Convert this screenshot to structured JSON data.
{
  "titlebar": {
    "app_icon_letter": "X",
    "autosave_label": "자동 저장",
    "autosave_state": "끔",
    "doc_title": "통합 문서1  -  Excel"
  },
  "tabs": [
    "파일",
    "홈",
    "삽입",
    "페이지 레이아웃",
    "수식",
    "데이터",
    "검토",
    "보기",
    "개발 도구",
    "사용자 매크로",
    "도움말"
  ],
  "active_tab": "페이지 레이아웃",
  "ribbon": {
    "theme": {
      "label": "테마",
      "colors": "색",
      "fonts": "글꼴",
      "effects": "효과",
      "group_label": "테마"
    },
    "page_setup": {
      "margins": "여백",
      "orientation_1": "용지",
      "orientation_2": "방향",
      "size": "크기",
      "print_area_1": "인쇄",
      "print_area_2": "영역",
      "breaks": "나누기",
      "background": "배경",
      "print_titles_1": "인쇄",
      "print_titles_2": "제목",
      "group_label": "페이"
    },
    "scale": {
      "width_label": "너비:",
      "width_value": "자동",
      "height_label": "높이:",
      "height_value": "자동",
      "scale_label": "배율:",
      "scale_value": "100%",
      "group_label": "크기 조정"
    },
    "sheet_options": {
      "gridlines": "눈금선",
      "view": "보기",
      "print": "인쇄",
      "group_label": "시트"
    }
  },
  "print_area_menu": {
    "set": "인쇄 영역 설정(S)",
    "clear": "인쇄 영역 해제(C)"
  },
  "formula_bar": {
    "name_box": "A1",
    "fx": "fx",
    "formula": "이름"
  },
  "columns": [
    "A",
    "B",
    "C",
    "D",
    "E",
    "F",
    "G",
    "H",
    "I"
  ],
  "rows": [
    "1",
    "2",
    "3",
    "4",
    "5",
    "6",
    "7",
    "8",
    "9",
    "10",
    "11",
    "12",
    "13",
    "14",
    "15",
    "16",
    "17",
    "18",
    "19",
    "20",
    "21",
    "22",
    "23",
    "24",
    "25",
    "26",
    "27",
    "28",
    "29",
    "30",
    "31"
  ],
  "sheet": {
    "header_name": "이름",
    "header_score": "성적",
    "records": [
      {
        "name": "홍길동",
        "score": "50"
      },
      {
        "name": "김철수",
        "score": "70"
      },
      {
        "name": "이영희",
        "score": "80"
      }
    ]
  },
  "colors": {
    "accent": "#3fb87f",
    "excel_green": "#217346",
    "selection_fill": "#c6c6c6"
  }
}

__Problem__
Output each record exactly, leaving nothing out.

__Output below__
Convert this screenshot to structured JSON data.
{
  "titlebar": {
    "app_icon_letter": "X",
    "autosave_label": "자동 저장",
    "autosave_state": "끔",
    "doc_title": "통합 문서1  -  Excel"
  },
  "tabs": [
    "파일",
    "홈",
    "삽입",
    "페이지 레이아웃",
    "수식",
    "데이터",
    "검토",
    "보기",
    "개발 도구",
    "사용자 매크로",
    "도움말"
  ],
  "active_tab": "페이지 레이아웃",
  "ribbon": {
    "theme": {
      "label": "테마",
      "colors": "색",
      "fonts": "글꼴",
      "effects": "효과",
      "group_label": "테마"
    },
    "page_setup": {
      "margins": "여백",
      "orientation_1": "용지",
      "orientation_2": "방향",
      "size": "크기",
      "print_area_1": "인쇄",
      "print_area_2": "영역",
      "breaks": "나누기",
      "background": "배경",
      "print_titles_1": "인쇄",
      "print_titles_2": "제목",
      "group_label": "페이"
    },
    "scale": {
      "width_label": "너비:",
      "width_value": "자동",
      "height_label": "높이:",
      "height_value": "자동",
      "scale_label": "배율:",
      "scale_value": "100%",
      "group_label": "크기 조정"
    },
    "sheet_options": {
      "gridlines": "눈금선",
      "view": "보기",
      "print": "인쇄",
      "group_label": "시트"
    }
  },
  "print_area_menu": {
    "set": "인쇄 영역 설정(S)",
    "clear": "인쇄 영역 해제(C)"
  },
  "formula_bar": {
    "name_box": "A1",
    "fx": "fx",
    "formula": "이름"
  },
  "columns": [
    "A",
    "B",
    "C",
    "D",
    "E",
    "F",
    "G",
    "H",
    "I"
  ],
  "rows": [
    "1",
    "2",
    "3",
    "4",
    "5",
    "6",
    "7",
    "8",
    "9",
    "10",
    "11",
    "12",
    "13",
    "14",
    "15",
    "16",
    "17",
    "18",
    "19",
    "20",
    "21",
    "22",
    "23",
    "24",
    "25",
    "26",
    "27",
    "28",
    "29",
    "30",
    "31"
  ],
  "sheet": {
    "header_name": "이름",
    "header_score": "성적",
    "records": [
      {
        "name": "홍길동",
        "score": "50"
      },
      {
        "name": "김철수",
        "score": "70"
      },
      {
        "name": "이영희",
        "score": "80"
      }
    ]
  },
  "colors": {
    "accent": "#3fb87f",
    "excel_green": "#217346",
    "selection_fill": "#c6c6c6"
  }
}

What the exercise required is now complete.